Consigne 1: Dans le texte sur la bourse des boxeurs, quelle fonction occupe Judex Jeannot ?

Source:
********************

« Eski atlet bizin pa manz dizef kan li Rs 14 ? » C’est le pavé dans la mare lancé par Judex Jeannot, entraîneur national de kick-boxing, lors de la semaine écoulée. Une grosse colère qui trouve sa source dans une injustice inqualifiable à l’échelle humaine. Celle du ministère des Sports qui décide de revoir à la baisse la bourse de haut niveau de ses boxeurs, contrairement aux largesses actuelles du gouvernement avec une énième révision salariale, loin d’être anodine à l’approche des élections.
Ce n’est pas la première fois que les tireurs sont injustement « sanctionnés » par le ministère des Sports et certainement pas la dernière. Sauf que, cette fois, c’est un coup pris sous la ceinture, donc non permis, et qui plus est, à l’heure où le Mauricien a perdu son pouvoir d’achat face à la cherté de la vie.
Tout simplement honteux et qui pousse Judex Jeannot à faire, avec raison, la réflexion suivante: « Est-ce à comprendre que les athlètes ne subissent pas les effets de la baisse de la roupie, du pouvoir d’achat et ne sont pas concernés par l’inflation? Le sportif n’a-t-il pas besoin de s’alimenter comme tout le monde ? »

********************

Relevés d'annotation de mise en page:

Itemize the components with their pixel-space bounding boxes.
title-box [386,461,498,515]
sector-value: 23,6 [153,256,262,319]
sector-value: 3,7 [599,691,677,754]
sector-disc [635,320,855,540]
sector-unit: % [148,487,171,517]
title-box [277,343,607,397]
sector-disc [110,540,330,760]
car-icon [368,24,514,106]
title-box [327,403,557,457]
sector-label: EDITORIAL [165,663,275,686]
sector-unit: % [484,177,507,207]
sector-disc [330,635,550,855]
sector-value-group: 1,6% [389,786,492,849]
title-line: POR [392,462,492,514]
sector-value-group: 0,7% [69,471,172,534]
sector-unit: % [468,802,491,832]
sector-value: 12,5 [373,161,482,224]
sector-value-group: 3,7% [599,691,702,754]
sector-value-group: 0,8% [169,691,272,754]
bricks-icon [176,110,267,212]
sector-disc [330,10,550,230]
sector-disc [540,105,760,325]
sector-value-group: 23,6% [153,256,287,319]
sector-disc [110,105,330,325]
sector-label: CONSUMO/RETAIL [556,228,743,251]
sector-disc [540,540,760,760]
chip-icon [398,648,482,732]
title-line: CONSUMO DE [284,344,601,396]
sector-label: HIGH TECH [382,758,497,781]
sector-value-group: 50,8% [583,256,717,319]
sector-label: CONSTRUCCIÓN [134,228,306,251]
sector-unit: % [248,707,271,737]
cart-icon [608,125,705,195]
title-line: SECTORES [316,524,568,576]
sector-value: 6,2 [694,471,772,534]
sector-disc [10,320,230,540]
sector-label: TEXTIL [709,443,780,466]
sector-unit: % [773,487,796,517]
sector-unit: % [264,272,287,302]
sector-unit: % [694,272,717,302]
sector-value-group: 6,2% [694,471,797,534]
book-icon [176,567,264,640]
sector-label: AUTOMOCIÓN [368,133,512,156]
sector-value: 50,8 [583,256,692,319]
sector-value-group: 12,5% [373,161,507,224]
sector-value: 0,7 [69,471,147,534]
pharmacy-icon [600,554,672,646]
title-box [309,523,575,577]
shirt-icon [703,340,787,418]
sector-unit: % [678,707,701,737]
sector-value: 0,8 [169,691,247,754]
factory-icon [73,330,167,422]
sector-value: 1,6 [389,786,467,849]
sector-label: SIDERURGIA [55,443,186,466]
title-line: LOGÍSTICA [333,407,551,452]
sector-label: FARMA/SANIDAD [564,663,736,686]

********************

Consigne 2: Réécris les lignes d'annotation en commençant à la première et en t'arrêtant après celle qui contient « sector-value-group: 50,8% [583,256,717,319] ». Remplace « sector-disc » par « sector-circle » sans rien modifier d'autre.

Solution complète 1: Il est entraîneur national de kick-boxing.

Solution complète 2:
Itemize the components with their pixel-space bounding boxes.
title-box [386,461,498,515]
sector-value: 23,6 [153,256,262,319]
sector-value: 3,7 [599,691,677,754]
sector-circle [635,320,855,540]
sector-unit: % [148,487,171,517]
title-box [277,343,607,397]
sector-circle [110,540,330,760]
car-icon [368,24,514,106]
title-box [327,403,557,457]
sector-label: EDITORIAL [165,663,275,686]
sector-unit: % [484,177,507,207]
sector-circle [330,635,550,855]
sector-value-group: 1,6% [389,786,492,849]
title-line: POR [392,462,492,514]
sector-value-group: 0,7% [69,471,172,534]
sector-unit: % [468,802,491,832]
sector-value: 12,5 [373,161,482,224]
sector-value-group: 3,7% [599,691,702,754]
sector-value-group: 0,8% [169,691,272,754]
bricks-icon [176,110,267,212]
sector-circle [330,10,550,230]
sector-circle [540,105,760,325]
sector-value-group: 23,6% [153,256,287,319]
sector-circle [110,105,330,325]
sector-label: CONSUMO/RETAIL [556,228,743,251]
sector-circle [540,540,760,760]
chip-icon [398,648,482,732]
title-line: CONSUMO DE [284,344,601,396]
sector-label: HIGH TECH [382,758,497,781]
sector-value-group: 50,8% [583,256,717,319]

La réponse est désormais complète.